[To be done] Skip the pictures. Transcribe the rest of the data below without changing a word.

▽

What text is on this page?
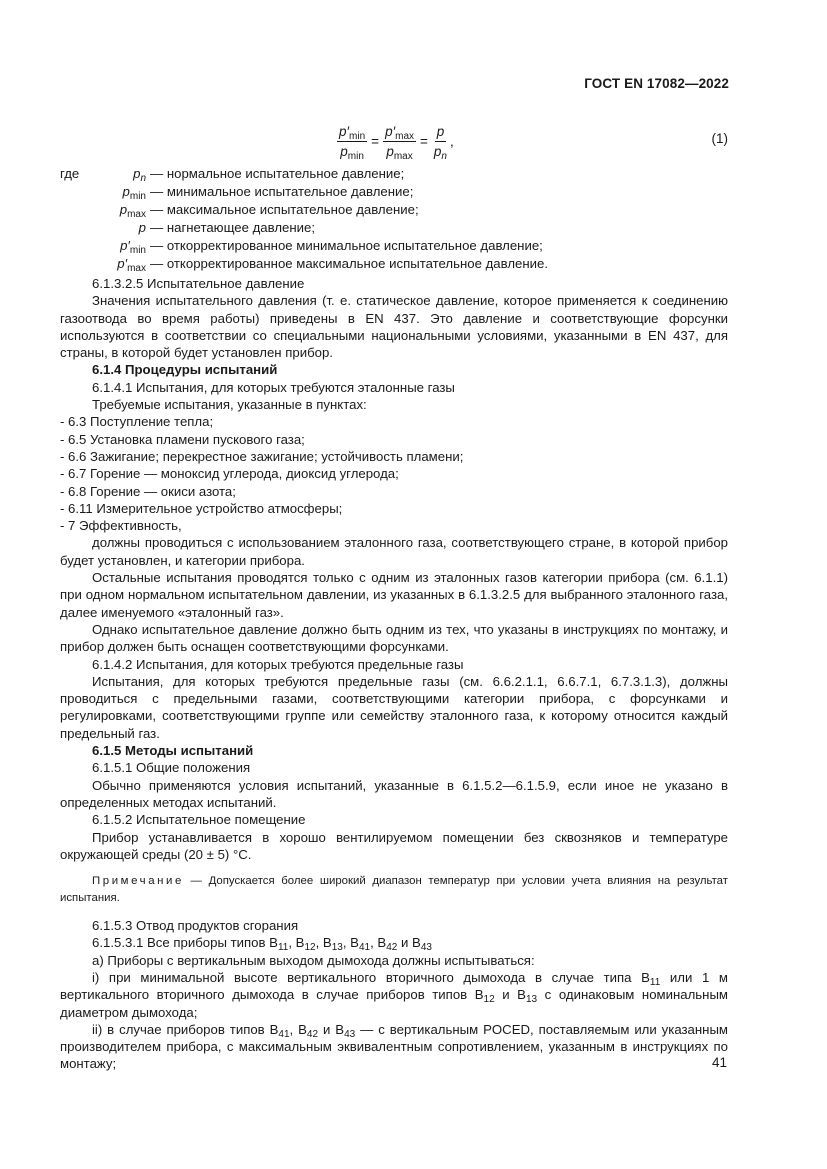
ГОСТ EN 17082—2022
$\frac{p'_{min}}{p_{min}} = \frac{p'_{max}}{p_{max}} = \frac{p}{p_n}$ ,	(1)
где	$p_n$ — нормальное испытательное давление;
$p_{min}$ — минимальное испытательное давление;
$p_{max}$ — максимальное испытательное давление;
p — нагнетающее давление;
$p'_{min}$ — откорректированное минимальное испытательное давление;
$p'_{max}$ — откорректированное максимальное испытательное давление.

6.1.3.2.5 Испытательное давление

Значения испытательного давления (т. е. статическое давление, которое применяется к соединению газоотвода во время работы) приведены в EN 437. Это давление и соответствующие форсунки используются в соответствии со специальными национальными условиями, указанными в EN 437, для страны, в которой будет установлен прибор.

6.1.4 Процедуры испытаний

6.1.4.1 Испытания, для которых требуются эталонные газы

Требуемые испытания, указанные в пунктах:

- 6.3 Поступление тепла;

- 6.5 Установка пламени пускового газа;

- 6.6 Зажигание; перекрестное зажигание; устойчивость пламени;

- 6.7 Горение — моноксид углерода, диоксид углерода;

- 6.8 Горение — окиси азота;

- 6.11 Измерительное устройство атмосферы;

- 7 Эффективность,

должны проводиться с использованием эталонного газа, соответствующего стране, в которой прибор будет установлен, и категории прибора.

Остальные испытания проводятся только с одним из эталонных газов категории прибора (см. 6.1.1) при одном нормальном испытательном давлении, из указанных в 6.1.3.2.5 для выбранного эталонного газа, далее именуемого «эталонный газ».

Однако испытательное давление должно быть одним из тех, что указаны в инструкциях по монтажу, и прибор должен быть оснащен соответствующими форсунками.

6.1.4.2 Испытания, для которых требуются предельные газы

Испытания, для которых требуются предельные газы (см. 6.6.2.1.1, 6.6.7.1, 6.7.3.1.3), должны проводиться с предельными газами, соответствующими категории прибора, с форсунками и регулировками, соответствующими группе или семейству эталонного газа, к которому относится каждый предельный газ.

6.1.5 Методы испытаний

6.1.5.1 Общие положения

Обычно применяются условия испытаний, указанные в 6.1.5.2—6.1.5.9, если иное не указано в определенных методах испытаний.

6.1.5.2 Испытательное помещение

Прибор устанавливается в хорошо вентилируемом помещении без сквозняков и температуре окружающей среды (20 ± 5) °С.

Примечание — Допускается более широкий диапазон температур при условии учета влияния на результат испытания.

6.1.5.3 Отвод продуктов сгорания

6.1.5.3.1 Все приборы типов $В_{11}$, $В_{12}$, $В_{13}$, $В_{41}$, $В_{42}$ и $В_{43}$

а) Приборы с вертикальным выходом дымохода должны испытываться:

i) при минимальной высоте вертикального вторичного дымохода в случае типа $В_{11}$ или 1 м вертикального вторичного дымохода в случае приборов типов $В_{12}$ и $В_{13}$ с одинаковым номинальным диаметром дымохода;

ii) в случае приборов типов $В_{41}$, $В_{42}$ и $В_{43}$ — с вертикальным POCED, поставляемым или указанным производителем прибора, с максимальным эквивалентным сопротивлением, указанным в инструкциях по монтажу;	41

△

[The output]
What text is on this page?
ГОСТ EN 17082—2022
$\frac{p'_{min}}{p_{min}} = \frac{p'_{max}}{p_{max}} = \frac{p}{p_n}$ ,	(1)
где	$p_n$ — нормальное испытательное давление;
$p_{min}$ — минимальное испытательное давление;
$p_{max}$ — максимальное испытательное давление;
p — нагнетающее давление;
$p'_{min}$ — откорректированное минимальное испытательное давление;
$p'_{max}$ — откорректированное максимальное испытательное давление.

6.1.3.2.5 Испытательное давление

Значения испытательного давления (т. е. статическое давление, которое применяется к соединению газоотвода во время работы) приведены в EN 437. Это давление и соответствующие форсунки используются в соответствии со специальными национальными условиями, указанными в EN 437, для страны, в которой будет установлен прибор.

6.1.4 Процедуры испытаний

6.1.4.1 Испытания, для которых требуются эталонные газы

Требуемые испытания, указанные в пунктах:

- 6.3 Поступление тепла;

- 6.5 Установка пламени пускового газа;

- 6.6 Зажигание; перекрестное зажигание; устойчивость пламени;

- 6.7 Горение — моноксид углерода, диоксид углерода;

- 6.8 Горение — окиси азота;

- 6.11 Измерительное устройство атмосферы;

- 7 Эффективность,

должны проводиться с использованием эталонного газа, соответствующего стране, в которой прибор будет установлен, и категории прибора.

Остальные испытания проводятся только с одним из эталонных газов категории прибора (см. 6.1.1) при одном нормальном испытательном давлении, из указанных в 6.1.3.2.5 для выбранного эталонного газа, далее именуемого «эталонный газ».

Однако испытательное давление должно быть одним из тех, что указаны в инструкциях по монтажу, и прибор должен быть оснащен соответствующими форсунками.

6.1.4.2 Испытания, для которых требуются предельные газы

Испытания, для которых требуются предельные газы (см. 6.6.2.1.1, 6.6.7.1, 6.7.3.1.3), должны проводиться с предельными газами, соответствующими категории прибора, с форсунками и регулировками, соответствующими группе или семейству эталонного газа, к которому относится каждый предельный газ.

6.1.5 Методы испытаний

6.1.5.1 Общие положения

Обычно применяются условия испытаний, указанные в 6.1.5.2—6.1.5.9, если иное не указано в определенных методах испытаний.

6.1.5.2 Испытательное помещение

Прибор устанавливается в хорошо вентилируемом помещении без сквозняков и температуре окружающей среды (20 ± 5) °С.

Примечание — Допускается более широкий диапазон температур при условии учета влияния на результат испытания.

6.1.5.3 Отвод продуктов сгорания

6.1.5.3.1 Все приборы типов $В_{11}$, $В_{12}$, $В_{13}$, $В_{41}$, $В_{42}$ и $В_{43}$

а) Приборы с вертикальным выходом дымохода должны испытываться:

i) при минимальной высоте вертикального вторичного дымохода в случае типа $В_{11}$ или 1 м вертикального вторичного дымохода в случае приборов типов $В_{12}$ и $В_{13}$ с одинаковым номинальным диаметром дымохода;

ii) в случае приборов типов $В_{41}$, $В_{42}$ и $В_{43}$ — с вертикальным POCED, поставляемым или указанным производителем прибора, с максимальным эквивалентным сопротивлением, указанным в инструкциях по монтажу;	41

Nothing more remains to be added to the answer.